Dataset items
· · · ·
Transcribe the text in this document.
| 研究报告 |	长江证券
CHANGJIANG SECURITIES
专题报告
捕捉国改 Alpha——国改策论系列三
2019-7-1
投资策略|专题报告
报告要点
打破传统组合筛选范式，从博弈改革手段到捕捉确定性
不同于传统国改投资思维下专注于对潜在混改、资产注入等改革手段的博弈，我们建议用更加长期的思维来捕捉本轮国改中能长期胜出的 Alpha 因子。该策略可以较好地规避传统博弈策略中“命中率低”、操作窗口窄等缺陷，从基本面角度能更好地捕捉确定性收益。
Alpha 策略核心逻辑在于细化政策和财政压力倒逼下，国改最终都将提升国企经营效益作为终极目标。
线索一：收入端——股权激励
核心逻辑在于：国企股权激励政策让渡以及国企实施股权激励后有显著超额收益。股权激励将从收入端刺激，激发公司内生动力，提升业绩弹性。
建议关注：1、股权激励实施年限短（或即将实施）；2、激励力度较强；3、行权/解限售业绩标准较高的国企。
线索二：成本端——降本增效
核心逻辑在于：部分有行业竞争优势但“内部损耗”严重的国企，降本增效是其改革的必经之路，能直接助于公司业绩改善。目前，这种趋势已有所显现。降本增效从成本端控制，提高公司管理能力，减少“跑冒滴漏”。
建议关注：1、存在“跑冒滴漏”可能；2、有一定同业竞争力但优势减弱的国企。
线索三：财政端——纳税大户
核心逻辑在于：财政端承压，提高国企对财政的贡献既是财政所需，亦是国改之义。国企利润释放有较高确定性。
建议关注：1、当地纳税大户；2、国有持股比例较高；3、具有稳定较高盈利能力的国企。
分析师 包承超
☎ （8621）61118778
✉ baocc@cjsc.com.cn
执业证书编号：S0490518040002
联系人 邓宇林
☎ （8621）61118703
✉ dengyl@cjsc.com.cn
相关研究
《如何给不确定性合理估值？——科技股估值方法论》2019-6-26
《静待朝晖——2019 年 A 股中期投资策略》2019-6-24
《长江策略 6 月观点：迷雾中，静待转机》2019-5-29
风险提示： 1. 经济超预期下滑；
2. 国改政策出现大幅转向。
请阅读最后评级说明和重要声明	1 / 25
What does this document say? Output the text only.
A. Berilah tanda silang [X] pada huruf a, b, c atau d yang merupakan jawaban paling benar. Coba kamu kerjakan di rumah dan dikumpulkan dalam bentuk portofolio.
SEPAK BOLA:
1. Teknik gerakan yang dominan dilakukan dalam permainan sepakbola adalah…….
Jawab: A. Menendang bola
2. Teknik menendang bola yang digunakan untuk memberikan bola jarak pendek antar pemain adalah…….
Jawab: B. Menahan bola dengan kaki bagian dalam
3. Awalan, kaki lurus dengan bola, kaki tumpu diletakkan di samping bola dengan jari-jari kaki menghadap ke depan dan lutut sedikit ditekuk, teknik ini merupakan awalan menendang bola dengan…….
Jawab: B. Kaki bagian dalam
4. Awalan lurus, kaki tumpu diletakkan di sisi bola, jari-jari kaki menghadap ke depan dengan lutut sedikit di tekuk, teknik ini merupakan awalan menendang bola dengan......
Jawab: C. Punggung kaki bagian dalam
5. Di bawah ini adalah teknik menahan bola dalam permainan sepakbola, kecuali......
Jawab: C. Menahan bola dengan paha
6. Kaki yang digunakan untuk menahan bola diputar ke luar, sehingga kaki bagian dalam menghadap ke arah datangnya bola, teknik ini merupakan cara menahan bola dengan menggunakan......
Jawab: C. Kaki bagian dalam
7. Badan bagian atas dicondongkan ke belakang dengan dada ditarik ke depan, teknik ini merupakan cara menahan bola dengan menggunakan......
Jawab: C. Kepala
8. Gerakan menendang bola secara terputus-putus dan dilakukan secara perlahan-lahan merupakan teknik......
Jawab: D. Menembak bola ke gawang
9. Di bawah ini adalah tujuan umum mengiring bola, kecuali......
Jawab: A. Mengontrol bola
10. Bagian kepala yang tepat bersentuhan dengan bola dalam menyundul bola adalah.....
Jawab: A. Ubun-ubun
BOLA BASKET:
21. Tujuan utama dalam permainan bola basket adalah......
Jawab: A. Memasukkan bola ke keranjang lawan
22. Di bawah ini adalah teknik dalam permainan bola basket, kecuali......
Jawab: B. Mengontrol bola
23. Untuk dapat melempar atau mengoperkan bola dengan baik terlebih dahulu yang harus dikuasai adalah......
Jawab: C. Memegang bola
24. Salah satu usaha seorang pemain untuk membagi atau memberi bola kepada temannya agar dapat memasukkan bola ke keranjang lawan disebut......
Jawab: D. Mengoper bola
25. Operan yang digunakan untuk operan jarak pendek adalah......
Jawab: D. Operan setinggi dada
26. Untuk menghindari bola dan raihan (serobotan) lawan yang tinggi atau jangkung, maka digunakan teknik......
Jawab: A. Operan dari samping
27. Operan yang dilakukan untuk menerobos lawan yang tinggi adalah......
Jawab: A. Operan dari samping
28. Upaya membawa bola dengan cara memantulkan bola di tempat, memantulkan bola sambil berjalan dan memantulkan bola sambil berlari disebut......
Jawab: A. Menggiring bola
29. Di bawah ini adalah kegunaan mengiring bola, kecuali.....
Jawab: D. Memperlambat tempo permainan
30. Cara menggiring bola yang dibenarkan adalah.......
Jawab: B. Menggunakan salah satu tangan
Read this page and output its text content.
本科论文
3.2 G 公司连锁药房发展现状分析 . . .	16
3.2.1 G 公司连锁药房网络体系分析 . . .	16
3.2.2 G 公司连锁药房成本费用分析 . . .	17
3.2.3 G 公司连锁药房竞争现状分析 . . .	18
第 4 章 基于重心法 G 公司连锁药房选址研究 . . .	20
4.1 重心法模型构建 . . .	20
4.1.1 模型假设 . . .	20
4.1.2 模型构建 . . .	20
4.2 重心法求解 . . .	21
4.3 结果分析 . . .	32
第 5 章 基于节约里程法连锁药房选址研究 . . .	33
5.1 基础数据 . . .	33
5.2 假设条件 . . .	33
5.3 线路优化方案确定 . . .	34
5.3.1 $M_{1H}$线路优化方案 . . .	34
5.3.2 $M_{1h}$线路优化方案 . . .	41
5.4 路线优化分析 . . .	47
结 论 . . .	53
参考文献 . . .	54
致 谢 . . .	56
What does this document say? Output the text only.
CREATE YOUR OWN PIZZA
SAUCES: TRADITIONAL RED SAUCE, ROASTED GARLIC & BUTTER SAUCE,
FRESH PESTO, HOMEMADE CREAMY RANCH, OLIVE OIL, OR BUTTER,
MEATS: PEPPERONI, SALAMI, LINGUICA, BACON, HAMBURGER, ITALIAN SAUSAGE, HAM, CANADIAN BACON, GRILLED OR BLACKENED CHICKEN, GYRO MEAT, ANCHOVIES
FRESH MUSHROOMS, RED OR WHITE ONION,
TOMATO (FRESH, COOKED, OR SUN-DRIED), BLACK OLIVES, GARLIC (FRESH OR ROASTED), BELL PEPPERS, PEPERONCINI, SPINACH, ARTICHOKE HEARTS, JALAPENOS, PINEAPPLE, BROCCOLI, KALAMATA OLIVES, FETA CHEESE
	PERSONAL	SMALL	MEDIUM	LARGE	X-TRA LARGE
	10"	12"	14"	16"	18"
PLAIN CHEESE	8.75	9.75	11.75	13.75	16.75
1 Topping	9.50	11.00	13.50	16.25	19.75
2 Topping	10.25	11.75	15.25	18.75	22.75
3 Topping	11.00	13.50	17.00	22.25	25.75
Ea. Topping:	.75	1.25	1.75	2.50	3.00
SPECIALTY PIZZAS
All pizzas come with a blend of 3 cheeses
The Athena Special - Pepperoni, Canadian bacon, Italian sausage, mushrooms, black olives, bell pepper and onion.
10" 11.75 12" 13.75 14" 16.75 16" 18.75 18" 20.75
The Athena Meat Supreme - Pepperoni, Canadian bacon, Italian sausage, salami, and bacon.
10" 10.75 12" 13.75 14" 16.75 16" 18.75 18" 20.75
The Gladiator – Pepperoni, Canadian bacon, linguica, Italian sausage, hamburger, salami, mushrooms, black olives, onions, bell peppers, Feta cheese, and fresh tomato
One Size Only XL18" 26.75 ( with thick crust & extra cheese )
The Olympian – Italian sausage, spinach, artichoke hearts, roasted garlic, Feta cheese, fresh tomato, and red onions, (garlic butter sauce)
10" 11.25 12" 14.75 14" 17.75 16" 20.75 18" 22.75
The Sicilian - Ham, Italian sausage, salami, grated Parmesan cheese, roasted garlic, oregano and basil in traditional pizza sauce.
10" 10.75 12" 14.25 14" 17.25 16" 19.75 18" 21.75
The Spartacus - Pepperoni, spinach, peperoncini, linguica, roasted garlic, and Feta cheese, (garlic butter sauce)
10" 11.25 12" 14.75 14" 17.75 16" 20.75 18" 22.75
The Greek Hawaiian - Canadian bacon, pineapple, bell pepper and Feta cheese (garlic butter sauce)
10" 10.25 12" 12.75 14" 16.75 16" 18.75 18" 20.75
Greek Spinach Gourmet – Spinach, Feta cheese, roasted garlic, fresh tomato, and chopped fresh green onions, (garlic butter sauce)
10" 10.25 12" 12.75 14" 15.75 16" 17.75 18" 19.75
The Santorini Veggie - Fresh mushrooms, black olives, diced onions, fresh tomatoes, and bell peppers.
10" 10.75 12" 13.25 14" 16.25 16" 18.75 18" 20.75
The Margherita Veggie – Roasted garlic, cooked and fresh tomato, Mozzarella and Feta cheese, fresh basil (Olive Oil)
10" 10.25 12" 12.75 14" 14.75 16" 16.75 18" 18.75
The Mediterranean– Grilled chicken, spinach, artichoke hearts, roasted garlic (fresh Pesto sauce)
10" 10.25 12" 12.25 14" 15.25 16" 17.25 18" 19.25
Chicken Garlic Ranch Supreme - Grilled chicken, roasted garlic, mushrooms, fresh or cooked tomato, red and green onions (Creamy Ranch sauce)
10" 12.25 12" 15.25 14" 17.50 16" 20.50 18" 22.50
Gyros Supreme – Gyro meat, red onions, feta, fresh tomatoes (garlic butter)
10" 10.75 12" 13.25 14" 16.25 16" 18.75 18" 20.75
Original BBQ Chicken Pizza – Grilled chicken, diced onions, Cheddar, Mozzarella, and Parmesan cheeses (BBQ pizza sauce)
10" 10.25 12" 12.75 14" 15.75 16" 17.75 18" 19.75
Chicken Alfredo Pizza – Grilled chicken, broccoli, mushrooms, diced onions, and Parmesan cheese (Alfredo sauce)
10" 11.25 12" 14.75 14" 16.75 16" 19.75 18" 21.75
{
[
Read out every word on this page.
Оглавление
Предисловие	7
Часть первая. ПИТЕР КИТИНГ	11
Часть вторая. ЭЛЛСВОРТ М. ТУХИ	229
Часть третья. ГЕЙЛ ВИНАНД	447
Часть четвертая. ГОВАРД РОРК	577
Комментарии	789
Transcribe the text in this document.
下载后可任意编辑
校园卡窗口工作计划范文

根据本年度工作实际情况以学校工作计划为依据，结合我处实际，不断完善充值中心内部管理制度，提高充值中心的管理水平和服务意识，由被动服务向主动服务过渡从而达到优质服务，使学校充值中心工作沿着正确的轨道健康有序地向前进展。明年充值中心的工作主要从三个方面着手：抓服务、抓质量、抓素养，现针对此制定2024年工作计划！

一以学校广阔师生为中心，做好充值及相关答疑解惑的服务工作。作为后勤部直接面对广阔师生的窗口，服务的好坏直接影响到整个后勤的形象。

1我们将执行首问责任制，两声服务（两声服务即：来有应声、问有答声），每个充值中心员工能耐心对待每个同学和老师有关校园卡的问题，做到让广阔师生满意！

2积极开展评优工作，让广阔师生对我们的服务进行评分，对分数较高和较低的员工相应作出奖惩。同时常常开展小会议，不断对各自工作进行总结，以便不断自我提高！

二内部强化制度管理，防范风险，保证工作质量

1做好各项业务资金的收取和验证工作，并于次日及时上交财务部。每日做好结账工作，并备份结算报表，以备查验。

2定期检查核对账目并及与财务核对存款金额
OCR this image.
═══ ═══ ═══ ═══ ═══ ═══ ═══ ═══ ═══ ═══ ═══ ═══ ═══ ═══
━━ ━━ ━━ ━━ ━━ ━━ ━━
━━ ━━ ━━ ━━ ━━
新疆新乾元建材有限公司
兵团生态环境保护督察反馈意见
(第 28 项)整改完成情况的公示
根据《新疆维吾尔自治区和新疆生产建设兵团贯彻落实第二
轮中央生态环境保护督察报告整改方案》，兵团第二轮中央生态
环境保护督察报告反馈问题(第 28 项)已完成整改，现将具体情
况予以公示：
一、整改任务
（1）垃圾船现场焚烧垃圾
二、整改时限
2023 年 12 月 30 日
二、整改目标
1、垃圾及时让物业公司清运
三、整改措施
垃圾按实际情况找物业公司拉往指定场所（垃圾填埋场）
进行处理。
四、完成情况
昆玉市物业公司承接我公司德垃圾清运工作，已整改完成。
· · · ·
All lines in the data that contain the word "sepakbola" should be copied.

> _FINISHED TASK_:
1. Teknik gerakan yang dominan dilakukan dalam permainan sepakbola adalah…….
5. Di bawah ini adalah teknik menahan bola dalam permainan sepakbola, kecuali......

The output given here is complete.